Stored entries
◇ ◇ ◇ ◇ ◇
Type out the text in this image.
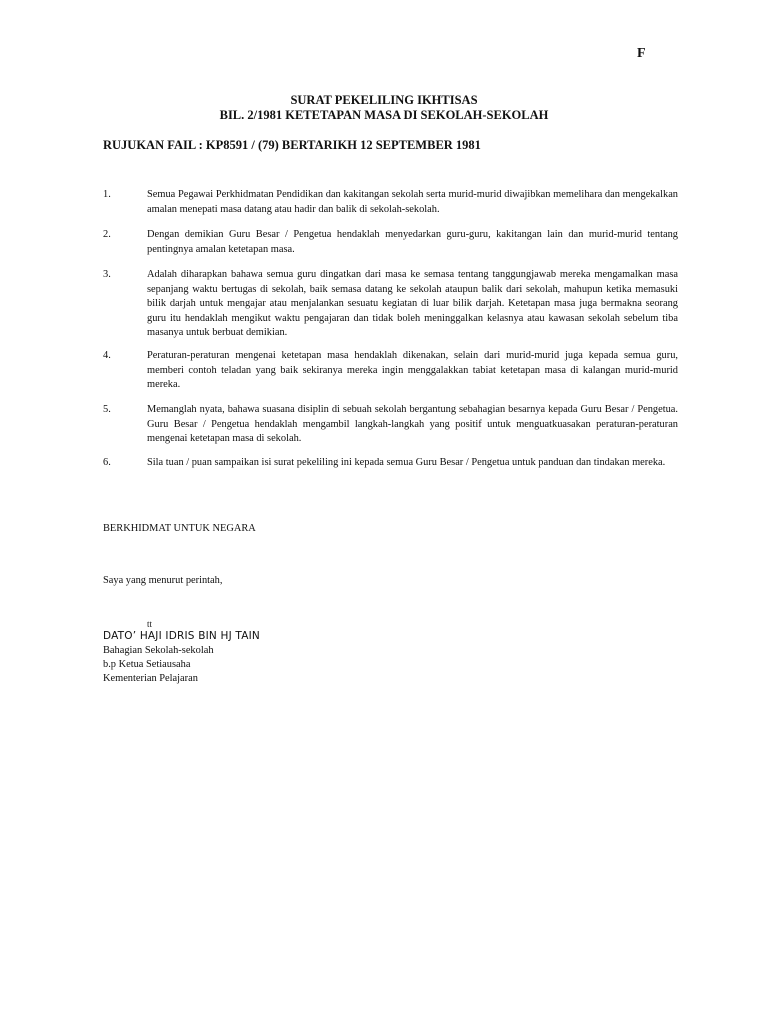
F
SURAT PEKELILING IKHTISAS
BIL. 2/1981 KETETAPAN MASA DI SEKOLAH-SEKOLAH
RUJUKAN FAIL : KP8591 / (79) BERTARIKH 12 SEPTEMBER 1981
1.	Semua Pegawai Perkhidmatan Pendidikan dan kakitangan sekolah serta murid-murid diwajibkan memelihara dan mengekalkan amalan menepati masa datang atau hadir dan balik di sekolah-sekolah.
2.	Dengan demikian Guru Besar / Pengetua hendaklah menyedarkan guru-guru, kakitangan lain dan murid-murid tentang pentingnya amalan ketetapan masa.
3.	Adalah diharapkan bahawa semua guru dingatkan dari masa ke semasa tentang tanggungjawab mereka mengamalkan masa sepanjang waktu bertugas di sekolah, baik semasa datang ke sekolah ataupun balik dari sekolah, mahupun ketika memasuki bilik darjah untuk mengajar atau menjalankan sesuatu kegiatan di luar bilik darjah. Ketetapan masa juga bermakna seorang guru itu hendaklah mengikut waktu pengajaran dan tidak boleh meninggalkan kelasnya atau kawasan sekolah sebelum tiba masanya untuk berbuat demikian.
4.	Peraturan-peraturan mengenai ketetapan masa hendaklah dikenakan, selain dari murid-murid juga kepada semua guru, memberi contoh teladan yang baik sekiranya mereka ingin menggalakkan tabiat ketetapan masa di kalangan murid-murid mereka.
5.	Memanglah nyata, bahawa suasana disiplin di sebuah sekolah bergantung sebahagian besarnya kepada Guru Besar / Pengetua. Guru Besar / Pengetua hendaklah mengambil langkah-langkah yang positif untuk menguatkuasakan peraturan-peraturan mengenai ketetapan masa di sekolah.
6.	Sila tuan / puan sampaikan isi surat pekeliling ini kepada semua Guru Besar / Pengetua untuk panduan dan tindakan mereka.
BERKHIDMAT UNTUK NEGARA
Saya yang menurut perintah,
tt
DATO’ HAJI IDRIS BIN HJ TAIN
Bahagian Sekolah-sekolah
b.p Ketua Setiausaha
Kementerian Pelajaran
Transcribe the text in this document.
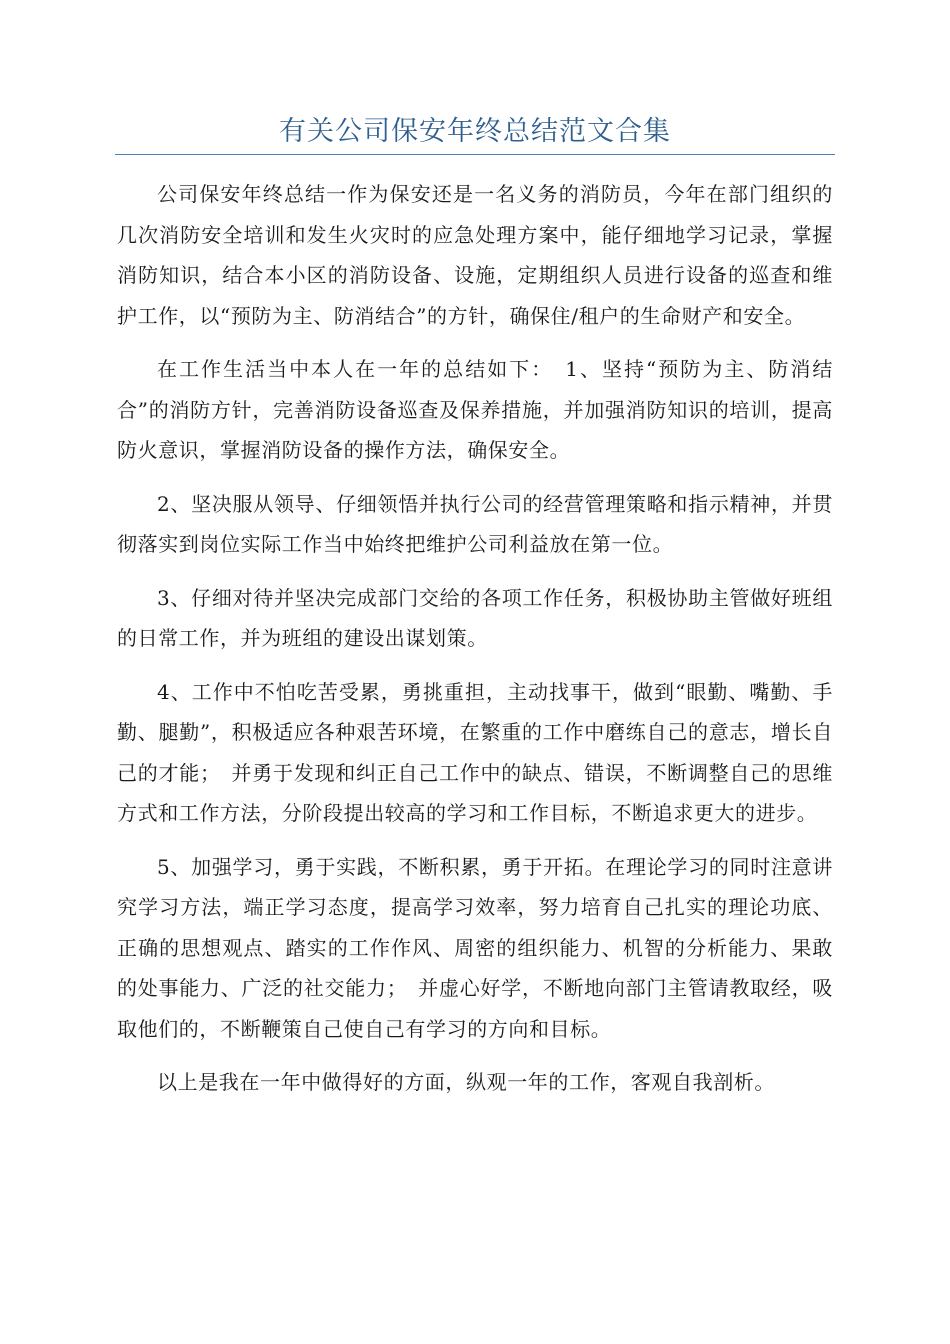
有关公司保安年终总结范文合集

公司保安年终总结一作为保安还是一名义务的消防员，今年在部门组织的几次消防安全培训和发生火灾时的应急处理方案中，能仔细地学习记录，掌握消防知识，结合本小区的消防设备、设施，定期组织人员进行设备的巡查和维护工作，以“预防为主、防消结合”的方针，确保住/租户的生命财产和安全。

在工作生活当中本人在一年的总结如下：　1、坚持“预防为主、防消结合”的消防方针，完善消防设备巡查及保养措施，并加强消防知识的培训，提高防火意识，掌握消防设备的操作方法，确保安全。

2、坚决服从领导、仔细领悟并执行公司的经营管理策略和指示精神，并贯彻落实到岗位实际工作当中始终把维护公司利益放在第一位。

3、仔细对待并坚决完成部门交给的各项工作任务，积极协助主管做好班组的日常工作，并为班组的建设出谋划策。

4、工作中不怕吃苦受累，勇挑重担，主动找事干，做到“眼勤、嘴勤、手勤、腿勤”，积极适应各种艰苦环境，在繁重的工作中磨练自己的意志，增长自己的才能；　并勇于发现和纠正自己工作中的缺点、错误，不断调整自己的思维方式和工作方法，分阶段提出较高的学习和工作目标，不断追求更大的进步。

5、加强学习，勇于实践，不断积累，勇于开拓。在理论学习的同时注意讲究学习方法，端正学习态度，提高学习效率，努力培育自己扎实的理论功底、正确的思想观点、踏实的工作作风、周密的组织能力、机智的分析能力、果敢的处事能力、广泛的社交能力；　并虚心好学，不断地向部门主管请教取经，吸取他们的，不断鞭策自己使自己有学习的方向和目标。

以上是我在一年中做得好的方面，纵观一年的工作，客观自我剖析。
◇ ◇ ◇ ◇ ◇
**GIVEN REQUEST**
Each record must be quoted in full and exactly. Do not include the pictures.

**TASK OUTPUT**
Type out the text in this image.
F
SURAT PEKELILING IKHTISAS
BIL. 2/1981 KETETAPAN MASA DI SEKOLAH-SEKOLAH
RUJUKAN FAIL : KP8591 / (79) BERTARIKH 12 SEPTEMBER 1981
1.	Semua Pegawai Perkhidmatan Pendidikan dan kakitangan sekolah serta murid-murid diwajibkan memelihara dan mengekalkan amalan menepati masa datang atau hadir dan balik di sekolah-sekolah.
2.	Dengan demikian Guru Besar / Pengetua hendaklah menyedarkan guru-guru, kakitangan lain dan murid-murid tentang pentingnya amalan ketetapan masa.
3.	Adalah diharapkan bahawa semua guru dingatkan dari masa ke semasa tentang tanggungjawab mereka mengamalkan masa sepanjang waktu bertugas di sekolah, baik semasa datang ke sekolah ataupun balik dari sekolah, mahupun ketika memasuki bilik darjah untuk mengajar atau menjalankan sesuatu kegiatan di luar bilik darjah. Ketetapan masa juga bermakna seorang guru itu hendaklah mengikut waktu pengajaran dan tidak boleh meninggalkan kelasnya atau kawasan sekolah sebelum tiba masanya untuk berbuat demikian.
4.	Peraturan-peraturan mengenai ketetapan masa hendaklah dikenakan, selain dari murid-murid juga kepada semua guru, memberi contoh teladan yang baik sekiranya mereka ingin menggalakkan tabiat ketetapan masa di kalangan murid-murid mereka.
5.	Memanglah nyata, bahawa suasana disiplin di sebuah sekolah bergantung sebahagian besarnya kepada Guru Besar / Pengetua. Guru Besar / Pengetua hendaklah mengambil langkah-langkah yang positif untuk menguatkuasakan peraturan-peraturan mengenai ketetapan masa di sekolah.
6.	Sila tuan / puan sampaikan isi surat pekeliling ini kepada semua Guru Besar / Pengetua untuk panduan dan tindakan mereka.
BERKHIDMAT UNTUK NEGARA
Saya yang menurut perintah,
tt
DATO’ HAJI IDRIS BIN HJ TAIN
Bahagian Sekolah-sekolah
b.p Ketua Setiausaha
Kementerian Pelajaran
Transcribe the text in this document.
有关公司保安年终总结范文合集

公司保安年终总结一作为保安还是一名义务的消防员，今年在部门组织的几次消防安全培训和发生火灾时的应急处理方案中，能仔细地学习记录，掌握消防知识，结合本小区的消防设备、设施，定期组织人员进行设备的巡查和维护工作，以“预防为主、防消结合”的方针，确保住/租户的生命财产和安全。

在工作生活当中本人在一年的总结如下：　1、坚持“预防为主、防消结合”的消防方针，完善消防设备巡查及保养措施，并加强消防知识的培训，提高防火意识，掌握消防设备的操作方法，确保安全。

2、坚决服从领导、仔细领悟并执行公司的经营管理策略和指示精神，并贯彻落实到岗位实际工作当中始终把维护公司利益放在第一位。

3、仔细对待并坚决完成部门交给的各项工作任务，积极协助主管做好班组的日常工作，并为班组的建设出谋划策。

4、工作中不怕吃苦受累，勇挑重担，主动找事干，做到“眼勤、嘴勤、手勤、腿勤”，积极适应各种艰苦环境，在繁重的工作中磨练自己的意志，增长自己的才能；　并勇于发现和纠正自己工作中的缺点、错误，不断调整自己的思维方式和工作方法，分阶段提出较高的学习和工作目标，不断追求更大的进步。

5、加强学习，勇于实践，不断积累，勇于开拓。在理论学习的同时注意讲究学习方法，端正学习态度，提高学习效率，努力培育自己扎实的理论功底、正确的思想观点、踏实的工作作风、周密的组织能力、机智的分析能力、果敢的处事能力、广泛的社交能力；　并虚心好学，不断地向部门主管请教取经，吸取他们的，不断鞭策自己使自己有学习的方向和目标。

以上是我在一年中做得好的方面，纵观一年的工作，客观自我剖析。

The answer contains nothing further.